▸ Prompt
Print the entire listing. Each line must match the original exactly.

▸ Data provided

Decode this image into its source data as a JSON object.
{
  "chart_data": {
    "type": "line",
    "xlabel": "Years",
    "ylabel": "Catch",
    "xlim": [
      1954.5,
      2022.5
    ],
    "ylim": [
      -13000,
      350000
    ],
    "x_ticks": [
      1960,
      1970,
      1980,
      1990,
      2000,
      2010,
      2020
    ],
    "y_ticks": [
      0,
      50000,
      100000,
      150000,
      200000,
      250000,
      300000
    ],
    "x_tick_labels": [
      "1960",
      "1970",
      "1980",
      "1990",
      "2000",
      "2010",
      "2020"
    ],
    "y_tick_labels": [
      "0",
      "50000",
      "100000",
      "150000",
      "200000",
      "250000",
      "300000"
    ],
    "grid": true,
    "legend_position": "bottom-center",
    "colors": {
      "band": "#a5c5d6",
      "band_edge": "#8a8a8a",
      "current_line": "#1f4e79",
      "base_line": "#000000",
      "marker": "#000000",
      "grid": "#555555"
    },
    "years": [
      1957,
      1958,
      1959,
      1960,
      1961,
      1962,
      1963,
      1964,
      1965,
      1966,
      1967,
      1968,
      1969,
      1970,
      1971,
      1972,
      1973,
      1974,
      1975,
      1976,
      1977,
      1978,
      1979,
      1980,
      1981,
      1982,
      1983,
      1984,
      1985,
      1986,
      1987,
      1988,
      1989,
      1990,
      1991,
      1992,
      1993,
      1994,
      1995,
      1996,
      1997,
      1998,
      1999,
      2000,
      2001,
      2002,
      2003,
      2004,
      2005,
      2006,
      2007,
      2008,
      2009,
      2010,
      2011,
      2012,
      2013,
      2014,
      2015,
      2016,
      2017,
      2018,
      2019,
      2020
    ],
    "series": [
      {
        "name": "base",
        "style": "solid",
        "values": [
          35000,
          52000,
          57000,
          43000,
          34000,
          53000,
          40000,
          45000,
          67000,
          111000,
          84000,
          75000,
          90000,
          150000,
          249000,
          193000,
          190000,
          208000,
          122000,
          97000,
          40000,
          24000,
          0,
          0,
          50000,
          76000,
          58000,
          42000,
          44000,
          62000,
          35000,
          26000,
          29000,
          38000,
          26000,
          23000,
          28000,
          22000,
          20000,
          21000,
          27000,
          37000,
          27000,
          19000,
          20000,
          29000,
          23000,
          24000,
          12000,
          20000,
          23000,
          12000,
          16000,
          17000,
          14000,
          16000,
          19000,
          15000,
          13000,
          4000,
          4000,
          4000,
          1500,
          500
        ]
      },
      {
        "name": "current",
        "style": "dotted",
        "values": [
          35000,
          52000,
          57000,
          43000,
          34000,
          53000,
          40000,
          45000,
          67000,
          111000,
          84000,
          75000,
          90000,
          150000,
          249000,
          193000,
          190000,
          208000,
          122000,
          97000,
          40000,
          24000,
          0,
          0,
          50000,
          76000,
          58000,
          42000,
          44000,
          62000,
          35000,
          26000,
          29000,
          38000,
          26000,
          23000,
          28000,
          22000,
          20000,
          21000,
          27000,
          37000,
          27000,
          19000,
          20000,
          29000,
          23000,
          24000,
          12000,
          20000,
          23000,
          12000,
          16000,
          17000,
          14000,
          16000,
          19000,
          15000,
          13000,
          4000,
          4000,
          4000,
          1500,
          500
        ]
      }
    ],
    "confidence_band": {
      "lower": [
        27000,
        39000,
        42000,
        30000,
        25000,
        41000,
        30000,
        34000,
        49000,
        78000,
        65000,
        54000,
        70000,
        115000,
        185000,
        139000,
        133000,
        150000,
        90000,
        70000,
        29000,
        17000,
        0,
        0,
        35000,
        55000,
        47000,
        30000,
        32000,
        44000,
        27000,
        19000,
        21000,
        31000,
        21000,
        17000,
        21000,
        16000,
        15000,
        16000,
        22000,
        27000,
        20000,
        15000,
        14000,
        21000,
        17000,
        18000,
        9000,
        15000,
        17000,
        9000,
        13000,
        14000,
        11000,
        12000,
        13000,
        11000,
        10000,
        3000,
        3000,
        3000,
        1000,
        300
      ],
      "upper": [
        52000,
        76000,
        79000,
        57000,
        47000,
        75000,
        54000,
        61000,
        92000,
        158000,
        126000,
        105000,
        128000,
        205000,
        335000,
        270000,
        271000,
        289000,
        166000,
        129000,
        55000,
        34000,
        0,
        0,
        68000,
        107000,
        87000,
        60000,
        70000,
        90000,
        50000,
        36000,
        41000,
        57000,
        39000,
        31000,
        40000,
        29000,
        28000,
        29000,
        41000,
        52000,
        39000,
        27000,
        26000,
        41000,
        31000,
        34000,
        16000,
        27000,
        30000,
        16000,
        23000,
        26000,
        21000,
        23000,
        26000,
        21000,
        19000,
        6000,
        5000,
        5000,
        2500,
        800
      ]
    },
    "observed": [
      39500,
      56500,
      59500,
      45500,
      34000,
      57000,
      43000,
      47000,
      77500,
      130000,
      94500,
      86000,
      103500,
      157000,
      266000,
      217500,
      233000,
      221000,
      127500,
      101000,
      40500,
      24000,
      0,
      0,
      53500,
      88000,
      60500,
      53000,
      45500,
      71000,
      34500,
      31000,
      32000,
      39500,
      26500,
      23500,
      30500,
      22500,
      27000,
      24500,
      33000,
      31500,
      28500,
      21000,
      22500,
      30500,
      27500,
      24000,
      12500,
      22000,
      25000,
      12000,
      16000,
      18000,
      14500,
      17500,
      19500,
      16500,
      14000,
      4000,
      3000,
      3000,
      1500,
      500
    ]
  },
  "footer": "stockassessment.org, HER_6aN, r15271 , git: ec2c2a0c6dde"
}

▸ Output for this task
Decode this image into its source data as a JSON object.
{
  "chart_data": {
    "type": "line",
    "xlabel": "Years",
    "ylabel": "Catch",
    "xlim": [
      1954.5,
      2022.5
    ],
    "ylim": [
      -13000,
      350000
    ],
    "x_ticks": [
      1960,
      1970,
      1980,
      1990,
      2000,
      2010,
      2020
    ],
    "y_ticks": [
      0,
      50000,
      100000,
      150000,
      200000,
      250000,
      300000
    ],
    "x_tick_labels": [
      "1960",
      "1970",
      "1980",
      "1990",
      "2000",
      "2010",
      "2020"
    ],
    "y_tick_labels": [
      "0",
      "50000",
      "100000",
      "150000",
      "200000",
      "250000",
      "300000"
    ],
    "grid": true,
    "legend_position": "bottom-center",
    "colors": {
      "band": "#a5c5d6",
      "band_edge": "#8a8a8a",
      "current_line": "#1f4e79",
      "base_line": "#000000",
      "marker": "#000000",
      "grid": "#555555"
    },
    "years": [
      1957,
      1958,
      1959,
      1960,
      1961,
      1962,
      1963,
      1964,
      1965,
      1966,
      1967,
      1968,
      1969,
      1970,
      1971,
      1972,
      1973,
      1974,
      1975,
      1976,
      1977,
      1978,
      1979,
      1980,
      1981,
      1982,
      1983,
      1984,
      1985,
      1986,
      1987,
      1988,
      1989,
      1990,
      1991,
      1992,
      1993,
      1994,
      1995,
      1996,
      1997,
      1998,
      1999,
      2000,
      2001,
      2002,
      2003,
      2004,
      2005,
      2006,
      2007,
      2008,
      2009,
      2010,
      2011,
      2012,
      2013,
      2014,
      2015,
      2016,
      2017,
      2018,
      2019,
      2020
    ],
    "series": [
      {
        "name": "base",
        "style": "solid",
        "values": [
          35000,
          52000,
          57000,
          43000,
          34000,
          53000,
          40000,
          45000,
          67000,
          111000,
          84000,
          75000,
          90000,
          150000,
          249000,
          193000,
          190000,
          208000,
          122000,
          97000,
          40000,
          24000,
          0,
          0,
          50000,
          76000,
          58000,
          42000,
          44000,
          62000,
          35000,
          26000,
          29000,
          38000,
          26000,
          23000,
          28000,
          22000,
          20000,
          21000,
          27000,
          37000,
          27000,
          19000,
          20000,
          29000,
          23000,
          24000,
          12000,
          20000,
          23000,
          12000,
          16000,
          17000,
          14000,
          16000,
          19000,
          15000,
          13000,
          4000,
          4000,
          4000,
          1500,
          500
        ]
      },
      {
        "name": "current",
        "style": "dotted",
        "values": [
          35000,
          52000,
          57000,
          43000,
          34000,
          53000,
          40000,
          45000,
          67000,
          111000,
          84000,
          75000,
          90000,
          150000,
          249000,
          193000,
          190000,
          208000,
          122000,
          97000,
          40000,
          24000,
          0,
          0,
          50000,
          76000,
          58000,
          42000,
          44000,
          62000,
          35000,
          26000,
          29000,
          38000,
          26000,
          23000,
          28000,
          22000,
          20000,
          21000,
          27000,
          37000,
          27000,
          19000,
          20000,
          29000,
          23000,
          24000,
          12000,
          20000,
          23000,
          12000,
          16000,
          17000,
          14000,
          16000,
          19000,
          15000,
          13000,
          4000,
          4000,
          4000,
          1500,
          500
        ]
      }
    ],
    "confidence_band": {
      "lower": [
        27000,
        39000,
        42000,
        30000,
        25000,
        41000,
        30000,
        34000,
        49000,
        78000,
        65000,
        54000,
        70000,
        115000,
        185000,
        139000,
        133000,
        150000,
        90000,
        70000,
        29000,
        17000,
        0,
        0,
        35000,
        55000,
        47000,
        30000,
        32000,
        44000,
        27000,
        19000,
        21000,
        31000,
        21000,
        17000,
        21000,
        16000,
        15000,
        16000,
        22000,
        27000,
        20000,
        15000,
        14000,
        21000,
        17000,
        18000,
        9000,
        15000,
        17000,
        9000,
        13000,
        14000,
        11000,
        12000,
        13000,
        11000,
        10000,
        3000,
        3000,
        3000,
        1000,
        300
      ],
      "upper": [
        52000,
        76000,
        79000,
        57000,
        47000,
        75000,
        54000,
        61000,
        92000,
        158000,
        126000,
        105000,
        128000,
        205000,
        335000,
        270000,
        271000,
        289000,
        166000,
        129000,
        55000,
        34000,
        0,
        0,
        68000,
        107000,
        87000,
        60000,
        70000,
        90000,
        50000,
        36000,
        41000,
        57000,
        39000,
        31000,
        40000,
        29000,
        28000,
        29000,
        41000,
        52000,
        39000,
        27000,
        26000,
        41000,
        31000,
        34000,
        16000,
        27000,
        30000,
        16000,
        23000,
        26000,
        21000,
        23000,
        26000,
        21000,
        19000,
        6000,
        5000,
        5000,
        2500,
        800
      ]
    },
    "observed": [
      39500,
      56500,
      59500,
      45500,
      34000,
      57000,
      43000,
      47000,
      77500,
      130000,
      94500,
      86000,
      103500,
      157000,
      266000,
      217500,
      233000,
      221000,
      127500,
      101000,
      40500,
      24000,
      0,
      0,
      53500,
      88000,
      60500,
      53000,
      45500,
      71000,
      34500,
      31000,
      32000,
      39500,
      26500,
      23500,
      30500,
      22500,
      27000,
      24500,
      33000,
      31500,
      28500,
      21000,
      22500,
      30500,
      27500,
      24000,
      12500,
      22000,
      25000,
      12000,
      16000,
      18000,
      14500,
      17500,
      19500,
      16500,
      14000,
      4000,
      3000,
      3000,
      1500,
      500
    ]
  },
  "footer": "stockassessment.org, HER_6aN, r15271 , git: ec2c2a0c6dde"
}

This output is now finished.